§ **DATA EXCERPTS**:

──────────────────────────────

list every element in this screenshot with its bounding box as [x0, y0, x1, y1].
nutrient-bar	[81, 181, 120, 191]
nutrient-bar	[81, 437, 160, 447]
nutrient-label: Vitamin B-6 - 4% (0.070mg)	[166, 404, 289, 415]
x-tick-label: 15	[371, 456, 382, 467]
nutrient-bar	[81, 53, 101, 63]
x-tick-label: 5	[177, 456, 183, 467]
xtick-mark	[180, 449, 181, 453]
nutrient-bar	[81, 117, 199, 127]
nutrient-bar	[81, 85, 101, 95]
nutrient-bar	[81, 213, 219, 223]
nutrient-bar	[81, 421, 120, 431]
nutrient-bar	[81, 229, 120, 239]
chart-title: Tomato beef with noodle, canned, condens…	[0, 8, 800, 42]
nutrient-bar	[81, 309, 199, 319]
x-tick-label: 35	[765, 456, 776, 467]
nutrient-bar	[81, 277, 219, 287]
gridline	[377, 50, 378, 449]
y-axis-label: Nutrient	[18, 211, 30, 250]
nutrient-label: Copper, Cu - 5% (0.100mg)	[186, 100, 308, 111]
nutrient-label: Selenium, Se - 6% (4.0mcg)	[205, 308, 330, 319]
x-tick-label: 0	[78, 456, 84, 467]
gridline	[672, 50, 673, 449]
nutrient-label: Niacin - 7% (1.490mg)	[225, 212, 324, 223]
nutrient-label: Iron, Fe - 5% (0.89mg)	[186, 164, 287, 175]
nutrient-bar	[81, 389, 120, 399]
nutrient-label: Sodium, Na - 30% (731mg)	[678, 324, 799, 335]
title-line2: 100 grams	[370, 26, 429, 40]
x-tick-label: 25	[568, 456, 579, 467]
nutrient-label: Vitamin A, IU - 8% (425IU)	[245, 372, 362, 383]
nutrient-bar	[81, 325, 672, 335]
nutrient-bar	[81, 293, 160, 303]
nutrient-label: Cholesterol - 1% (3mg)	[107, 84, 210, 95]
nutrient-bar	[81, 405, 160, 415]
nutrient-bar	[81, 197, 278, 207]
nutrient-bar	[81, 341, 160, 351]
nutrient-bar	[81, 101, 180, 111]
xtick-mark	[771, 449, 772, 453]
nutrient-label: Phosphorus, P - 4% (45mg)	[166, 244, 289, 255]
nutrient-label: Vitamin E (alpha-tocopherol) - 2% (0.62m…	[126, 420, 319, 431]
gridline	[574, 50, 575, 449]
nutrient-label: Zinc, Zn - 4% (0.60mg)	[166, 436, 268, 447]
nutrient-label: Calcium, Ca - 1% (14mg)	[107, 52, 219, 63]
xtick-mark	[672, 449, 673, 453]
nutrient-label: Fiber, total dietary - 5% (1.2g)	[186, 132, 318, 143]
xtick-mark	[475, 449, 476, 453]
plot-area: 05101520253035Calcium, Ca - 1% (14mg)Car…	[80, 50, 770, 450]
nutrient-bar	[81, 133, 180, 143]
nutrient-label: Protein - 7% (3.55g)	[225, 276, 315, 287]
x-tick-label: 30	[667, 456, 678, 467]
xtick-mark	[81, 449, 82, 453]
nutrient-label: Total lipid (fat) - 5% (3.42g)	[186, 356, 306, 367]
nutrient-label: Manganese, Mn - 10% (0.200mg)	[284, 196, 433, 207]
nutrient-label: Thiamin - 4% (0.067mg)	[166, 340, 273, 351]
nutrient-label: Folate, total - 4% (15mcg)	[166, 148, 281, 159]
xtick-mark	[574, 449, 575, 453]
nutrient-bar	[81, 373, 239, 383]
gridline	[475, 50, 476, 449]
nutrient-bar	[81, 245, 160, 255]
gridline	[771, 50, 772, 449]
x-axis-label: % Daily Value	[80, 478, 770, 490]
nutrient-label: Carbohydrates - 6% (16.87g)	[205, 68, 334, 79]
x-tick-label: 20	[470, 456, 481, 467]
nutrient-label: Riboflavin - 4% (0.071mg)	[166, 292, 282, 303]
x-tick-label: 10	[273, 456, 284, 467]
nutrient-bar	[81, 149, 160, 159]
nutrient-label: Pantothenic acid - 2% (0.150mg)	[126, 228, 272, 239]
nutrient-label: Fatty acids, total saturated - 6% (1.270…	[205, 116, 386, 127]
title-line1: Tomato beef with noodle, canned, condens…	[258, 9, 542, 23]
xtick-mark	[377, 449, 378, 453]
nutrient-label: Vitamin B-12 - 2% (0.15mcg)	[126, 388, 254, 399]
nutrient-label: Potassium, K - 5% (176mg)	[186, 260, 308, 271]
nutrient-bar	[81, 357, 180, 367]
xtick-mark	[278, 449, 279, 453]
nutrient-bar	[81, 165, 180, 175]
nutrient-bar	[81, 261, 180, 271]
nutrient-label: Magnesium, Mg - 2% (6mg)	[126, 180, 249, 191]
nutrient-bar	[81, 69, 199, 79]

──────────────────────────────

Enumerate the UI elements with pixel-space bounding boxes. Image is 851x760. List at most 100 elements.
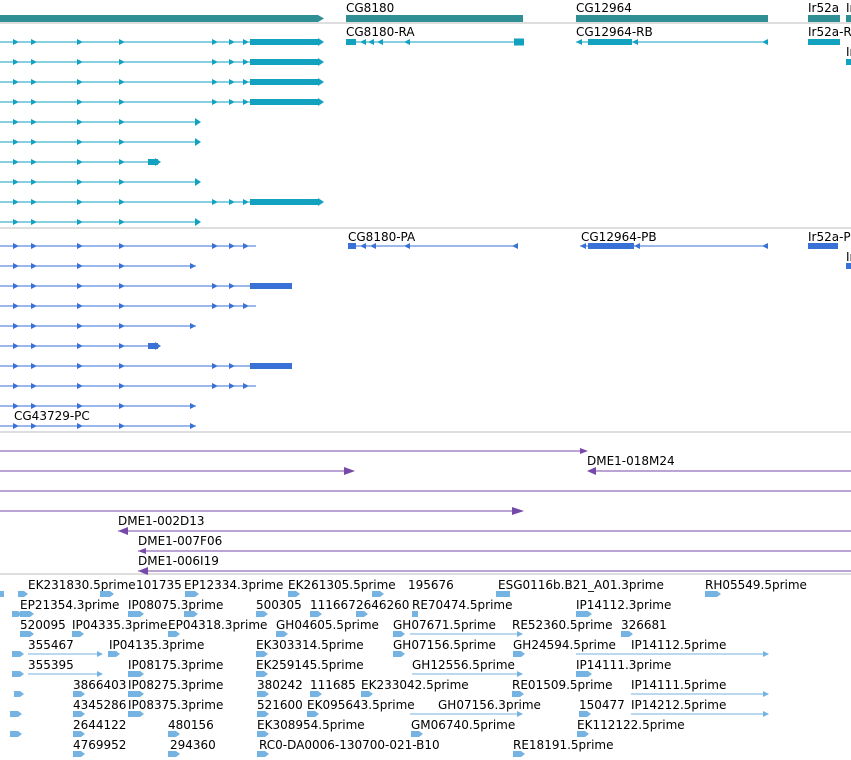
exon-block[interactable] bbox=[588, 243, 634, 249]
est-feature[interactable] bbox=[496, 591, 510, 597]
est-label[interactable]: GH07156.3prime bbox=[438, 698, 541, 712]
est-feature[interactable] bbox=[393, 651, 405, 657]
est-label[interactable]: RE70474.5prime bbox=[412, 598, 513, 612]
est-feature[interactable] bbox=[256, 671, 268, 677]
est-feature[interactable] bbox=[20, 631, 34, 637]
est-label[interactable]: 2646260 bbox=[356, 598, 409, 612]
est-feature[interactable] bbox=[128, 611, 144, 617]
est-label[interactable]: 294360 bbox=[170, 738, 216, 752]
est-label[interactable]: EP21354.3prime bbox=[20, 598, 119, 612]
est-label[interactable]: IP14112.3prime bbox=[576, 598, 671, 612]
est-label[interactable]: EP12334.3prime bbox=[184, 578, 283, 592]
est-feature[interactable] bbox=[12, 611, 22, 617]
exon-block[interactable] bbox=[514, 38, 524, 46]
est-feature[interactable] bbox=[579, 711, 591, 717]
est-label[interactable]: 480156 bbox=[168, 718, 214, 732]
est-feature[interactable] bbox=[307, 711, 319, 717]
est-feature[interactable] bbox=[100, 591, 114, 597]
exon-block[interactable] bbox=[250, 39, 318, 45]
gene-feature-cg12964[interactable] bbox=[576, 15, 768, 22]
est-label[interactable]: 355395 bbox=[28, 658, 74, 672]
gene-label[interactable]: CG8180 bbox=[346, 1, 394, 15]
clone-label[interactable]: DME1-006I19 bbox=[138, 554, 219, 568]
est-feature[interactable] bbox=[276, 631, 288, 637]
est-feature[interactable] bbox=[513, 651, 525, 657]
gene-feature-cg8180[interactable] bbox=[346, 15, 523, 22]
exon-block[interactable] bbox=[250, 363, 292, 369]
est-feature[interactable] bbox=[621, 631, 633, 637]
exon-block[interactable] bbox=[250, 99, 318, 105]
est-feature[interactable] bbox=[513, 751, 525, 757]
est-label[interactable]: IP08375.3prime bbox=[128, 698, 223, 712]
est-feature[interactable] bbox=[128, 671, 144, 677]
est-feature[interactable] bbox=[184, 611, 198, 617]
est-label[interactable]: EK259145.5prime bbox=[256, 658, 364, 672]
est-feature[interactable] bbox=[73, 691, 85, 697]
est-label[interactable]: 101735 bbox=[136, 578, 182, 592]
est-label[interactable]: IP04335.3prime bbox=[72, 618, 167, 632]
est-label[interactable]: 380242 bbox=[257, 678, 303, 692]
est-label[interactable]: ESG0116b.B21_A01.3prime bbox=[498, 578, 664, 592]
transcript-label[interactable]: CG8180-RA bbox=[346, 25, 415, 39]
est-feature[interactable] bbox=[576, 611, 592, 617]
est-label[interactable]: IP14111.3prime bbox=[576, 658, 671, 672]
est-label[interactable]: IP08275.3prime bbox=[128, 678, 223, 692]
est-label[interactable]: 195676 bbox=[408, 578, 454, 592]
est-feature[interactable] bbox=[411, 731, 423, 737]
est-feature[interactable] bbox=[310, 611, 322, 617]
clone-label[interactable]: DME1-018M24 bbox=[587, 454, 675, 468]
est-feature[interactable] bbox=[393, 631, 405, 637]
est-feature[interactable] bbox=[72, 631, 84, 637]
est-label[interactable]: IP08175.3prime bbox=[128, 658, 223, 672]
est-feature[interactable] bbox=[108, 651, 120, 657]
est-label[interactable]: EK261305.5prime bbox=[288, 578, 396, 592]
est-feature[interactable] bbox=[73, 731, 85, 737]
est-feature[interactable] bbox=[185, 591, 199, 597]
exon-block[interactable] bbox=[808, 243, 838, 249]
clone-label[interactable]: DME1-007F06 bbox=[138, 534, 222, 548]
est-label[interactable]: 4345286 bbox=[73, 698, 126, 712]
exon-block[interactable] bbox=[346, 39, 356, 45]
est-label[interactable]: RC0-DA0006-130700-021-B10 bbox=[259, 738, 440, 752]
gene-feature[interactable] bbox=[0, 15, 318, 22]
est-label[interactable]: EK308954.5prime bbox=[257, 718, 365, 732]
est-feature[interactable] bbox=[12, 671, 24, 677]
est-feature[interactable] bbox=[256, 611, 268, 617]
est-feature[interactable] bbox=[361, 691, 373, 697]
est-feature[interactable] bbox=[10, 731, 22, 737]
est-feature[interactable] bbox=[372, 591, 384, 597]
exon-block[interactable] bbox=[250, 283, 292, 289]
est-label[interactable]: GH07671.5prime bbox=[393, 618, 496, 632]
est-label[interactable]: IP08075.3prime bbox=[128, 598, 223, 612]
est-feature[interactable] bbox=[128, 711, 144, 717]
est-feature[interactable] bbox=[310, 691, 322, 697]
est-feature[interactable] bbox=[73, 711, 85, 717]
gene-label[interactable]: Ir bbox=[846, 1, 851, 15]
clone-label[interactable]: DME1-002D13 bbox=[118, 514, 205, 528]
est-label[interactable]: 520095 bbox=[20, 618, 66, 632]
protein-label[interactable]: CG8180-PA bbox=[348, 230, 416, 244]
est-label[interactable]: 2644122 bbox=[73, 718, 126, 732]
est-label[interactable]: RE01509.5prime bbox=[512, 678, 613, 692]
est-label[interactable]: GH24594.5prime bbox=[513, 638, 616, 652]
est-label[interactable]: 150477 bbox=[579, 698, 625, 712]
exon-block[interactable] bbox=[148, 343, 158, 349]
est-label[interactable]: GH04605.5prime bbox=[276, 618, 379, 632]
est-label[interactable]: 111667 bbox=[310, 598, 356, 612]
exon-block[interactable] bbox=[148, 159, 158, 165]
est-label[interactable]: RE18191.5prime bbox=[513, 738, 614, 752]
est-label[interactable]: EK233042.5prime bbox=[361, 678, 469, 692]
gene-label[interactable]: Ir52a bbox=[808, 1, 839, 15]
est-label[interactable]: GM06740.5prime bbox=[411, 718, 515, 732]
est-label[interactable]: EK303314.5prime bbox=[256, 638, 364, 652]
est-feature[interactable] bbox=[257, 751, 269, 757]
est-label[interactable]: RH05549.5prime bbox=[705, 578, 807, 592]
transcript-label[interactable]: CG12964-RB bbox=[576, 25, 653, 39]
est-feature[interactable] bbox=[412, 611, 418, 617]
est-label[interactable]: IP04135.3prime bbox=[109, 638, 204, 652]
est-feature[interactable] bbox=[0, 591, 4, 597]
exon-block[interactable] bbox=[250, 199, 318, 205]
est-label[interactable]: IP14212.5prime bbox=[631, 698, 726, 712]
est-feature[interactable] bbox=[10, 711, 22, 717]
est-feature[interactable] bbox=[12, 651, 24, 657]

──────────────────────────────

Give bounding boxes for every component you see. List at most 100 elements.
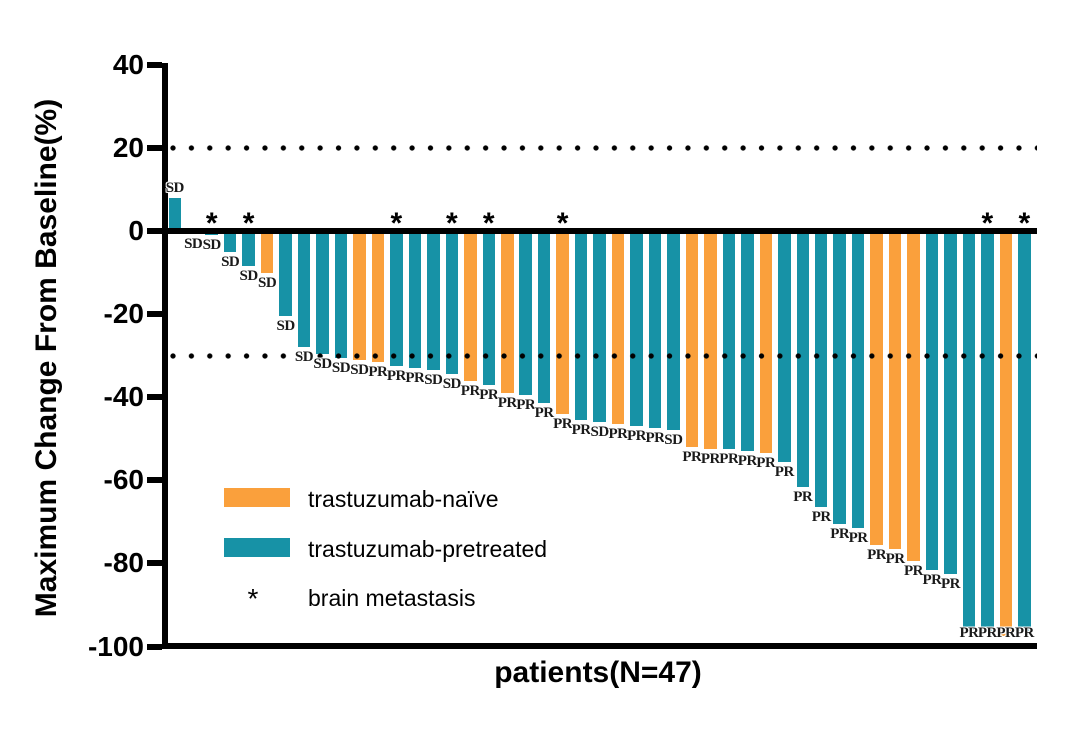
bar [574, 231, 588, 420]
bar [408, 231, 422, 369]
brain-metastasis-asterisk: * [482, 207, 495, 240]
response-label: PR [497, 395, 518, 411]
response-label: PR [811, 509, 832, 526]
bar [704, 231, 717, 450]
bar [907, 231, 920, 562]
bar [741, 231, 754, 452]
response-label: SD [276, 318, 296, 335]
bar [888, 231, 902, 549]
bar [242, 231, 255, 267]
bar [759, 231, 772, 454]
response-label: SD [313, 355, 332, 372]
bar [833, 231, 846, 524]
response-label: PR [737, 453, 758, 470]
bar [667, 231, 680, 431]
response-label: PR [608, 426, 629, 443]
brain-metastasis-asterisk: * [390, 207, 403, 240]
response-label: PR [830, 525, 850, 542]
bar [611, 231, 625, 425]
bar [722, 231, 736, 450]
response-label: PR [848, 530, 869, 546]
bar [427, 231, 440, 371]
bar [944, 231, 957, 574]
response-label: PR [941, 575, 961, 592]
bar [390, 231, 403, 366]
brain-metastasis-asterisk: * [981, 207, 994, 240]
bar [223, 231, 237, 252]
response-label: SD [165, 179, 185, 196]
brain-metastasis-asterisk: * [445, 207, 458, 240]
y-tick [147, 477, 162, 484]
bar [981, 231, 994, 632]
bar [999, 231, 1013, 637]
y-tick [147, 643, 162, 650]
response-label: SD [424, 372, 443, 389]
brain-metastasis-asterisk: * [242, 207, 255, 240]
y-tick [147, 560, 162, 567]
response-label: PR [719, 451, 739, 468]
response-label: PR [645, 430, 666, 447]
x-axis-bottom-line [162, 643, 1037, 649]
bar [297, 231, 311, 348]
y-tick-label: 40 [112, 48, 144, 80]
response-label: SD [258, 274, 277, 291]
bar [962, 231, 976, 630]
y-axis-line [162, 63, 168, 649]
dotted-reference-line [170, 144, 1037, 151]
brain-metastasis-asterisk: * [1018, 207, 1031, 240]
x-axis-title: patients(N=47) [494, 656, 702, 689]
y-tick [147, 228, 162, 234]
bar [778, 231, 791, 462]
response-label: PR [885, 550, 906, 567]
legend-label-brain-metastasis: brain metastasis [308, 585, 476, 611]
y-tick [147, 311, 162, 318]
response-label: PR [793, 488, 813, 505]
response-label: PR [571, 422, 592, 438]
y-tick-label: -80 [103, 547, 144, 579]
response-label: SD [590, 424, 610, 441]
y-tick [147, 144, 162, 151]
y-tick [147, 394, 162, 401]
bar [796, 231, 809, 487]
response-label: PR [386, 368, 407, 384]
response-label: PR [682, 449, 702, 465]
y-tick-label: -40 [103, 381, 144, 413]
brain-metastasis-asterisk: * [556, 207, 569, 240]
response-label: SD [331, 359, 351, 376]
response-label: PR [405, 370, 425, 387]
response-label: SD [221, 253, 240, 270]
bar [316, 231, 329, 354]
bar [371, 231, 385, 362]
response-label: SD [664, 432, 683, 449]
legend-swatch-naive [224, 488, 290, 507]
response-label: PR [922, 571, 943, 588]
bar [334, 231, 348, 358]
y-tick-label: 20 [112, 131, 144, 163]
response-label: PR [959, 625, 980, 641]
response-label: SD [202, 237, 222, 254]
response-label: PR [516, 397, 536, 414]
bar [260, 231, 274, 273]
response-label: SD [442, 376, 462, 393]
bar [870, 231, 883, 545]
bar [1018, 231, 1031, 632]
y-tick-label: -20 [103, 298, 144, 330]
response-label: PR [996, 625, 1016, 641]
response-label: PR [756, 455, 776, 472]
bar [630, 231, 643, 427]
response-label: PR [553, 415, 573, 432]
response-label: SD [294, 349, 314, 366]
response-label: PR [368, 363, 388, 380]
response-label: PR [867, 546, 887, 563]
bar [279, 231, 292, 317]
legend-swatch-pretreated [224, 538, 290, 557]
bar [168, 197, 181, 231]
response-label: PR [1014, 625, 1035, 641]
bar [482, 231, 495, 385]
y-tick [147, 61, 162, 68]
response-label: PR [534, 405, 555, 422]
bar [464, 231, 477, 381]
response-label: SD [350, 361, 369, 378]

──────────────────────────────

Every line that holds the string "axis" must be copied from the records above.

§ **RESULT FOR THIS TASK**:
y-axis-label: Nutrient	[18, 211, 30, 250]
x-axis-label: % Daily Value	[80, 478, 770, 490]
x-axis-bottom-line [162, 643, 1037, 649]
y-axis-line [162, 63, 168, 649]
x-axis-title: patients(N=47) [494, 656, 702, 689]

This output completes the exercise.